**Task description**
Go through the records and extract every line with the word "Width".
___ Exercise data
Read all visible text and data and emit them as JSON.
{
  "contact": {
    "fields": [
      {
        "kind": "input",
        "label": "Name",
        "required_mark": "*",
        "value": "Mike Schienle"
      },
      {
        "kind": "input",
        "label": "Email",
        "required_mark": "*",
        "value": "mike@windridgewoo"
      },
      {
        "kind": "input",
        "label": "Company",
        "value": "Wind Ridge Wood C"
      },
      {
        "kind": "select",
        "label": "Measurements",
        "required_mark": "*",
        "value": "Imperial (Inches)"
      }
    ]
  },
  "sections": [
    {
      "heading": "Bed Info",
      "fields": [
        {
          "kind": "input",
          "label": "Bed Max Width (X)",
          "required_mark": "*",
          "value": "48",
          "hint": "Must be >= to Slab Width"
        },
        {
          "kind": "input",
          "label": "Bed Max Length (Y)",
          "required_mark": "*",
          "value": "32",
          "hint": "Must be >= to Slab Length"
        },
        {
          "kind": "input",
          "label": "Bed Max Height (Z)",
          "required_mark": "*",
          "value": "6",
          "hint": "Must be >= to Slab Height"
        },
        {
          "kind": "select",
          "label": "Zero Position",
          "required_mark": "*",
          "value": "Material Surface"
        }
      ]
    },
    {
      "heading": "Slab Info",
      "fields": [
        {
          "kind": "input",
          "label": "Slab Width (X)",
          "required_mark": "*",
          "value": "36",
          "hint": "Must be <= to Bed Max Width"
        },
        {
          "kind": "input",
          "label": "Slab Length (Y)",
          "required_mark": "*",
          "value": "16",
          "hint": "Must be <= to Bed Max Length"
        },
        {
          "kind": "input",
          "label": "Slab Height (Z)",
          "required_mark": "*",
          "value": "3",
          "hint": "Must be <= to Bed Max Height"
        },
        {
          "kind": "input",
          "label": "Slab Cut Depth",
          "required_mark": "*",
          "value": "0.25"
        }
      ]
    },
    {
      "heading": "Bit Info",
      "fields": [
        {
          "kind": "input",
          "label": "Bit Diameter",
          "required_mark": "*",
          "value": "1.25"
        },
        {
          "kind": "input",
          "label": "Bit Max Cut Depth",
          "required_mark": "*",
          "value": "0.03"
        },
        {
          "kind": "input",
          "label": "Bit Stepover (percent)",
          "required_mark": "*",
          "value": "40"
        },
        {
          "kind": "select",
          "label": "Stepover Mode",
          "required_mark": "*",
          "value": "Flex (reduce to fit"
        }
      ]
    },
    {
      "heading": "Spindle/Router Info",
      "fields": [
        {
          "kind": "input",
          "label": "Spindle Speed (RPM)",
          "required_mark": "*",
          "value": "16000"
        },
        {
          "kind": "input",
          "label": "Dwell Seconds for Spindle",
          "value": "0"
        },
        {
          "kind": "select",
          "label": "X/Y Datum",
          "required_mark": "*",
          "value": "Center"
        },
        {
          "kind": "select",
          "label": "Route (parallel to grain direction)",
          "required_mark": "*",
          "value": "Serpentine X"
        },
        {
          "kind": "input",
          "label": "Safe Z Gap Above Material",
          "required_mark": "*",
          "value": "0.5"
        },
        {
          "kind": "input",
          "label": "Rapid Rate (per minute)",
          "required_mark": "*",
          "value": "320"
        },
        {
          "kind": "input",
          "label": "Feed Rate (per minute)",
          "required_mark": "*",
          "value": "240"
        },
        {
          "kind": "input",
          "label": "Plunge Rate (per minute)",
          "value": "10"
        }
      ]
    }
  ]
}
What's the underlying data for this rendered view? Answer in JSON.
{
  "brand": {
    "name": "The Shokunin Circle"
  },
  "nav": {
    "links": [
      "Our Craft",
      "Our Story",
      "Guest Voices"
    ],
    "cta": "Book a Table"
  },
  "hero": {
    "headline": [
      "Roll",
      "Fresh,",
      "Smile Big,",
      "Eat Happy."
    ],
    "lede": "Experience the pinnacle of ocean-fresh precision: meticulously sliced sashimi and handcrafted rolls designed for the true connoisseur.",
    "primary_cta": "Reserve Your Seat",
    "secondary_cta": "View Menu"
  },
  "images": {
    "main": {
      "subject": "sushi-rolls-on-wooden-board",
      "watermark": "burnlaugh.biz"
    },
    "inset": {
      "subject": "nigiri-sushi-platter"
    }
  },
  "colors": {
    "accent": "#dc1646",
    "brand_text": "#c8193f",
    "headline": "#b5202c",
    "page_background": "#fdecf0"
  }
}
______
**Reply to the exercise**
          "label": "Bed Max Width (X)",
          "hint": "Must be >= to Slab Width"
          "label": "Slab Width (X)",
          "hint": "Must be <= to Bed Max Width"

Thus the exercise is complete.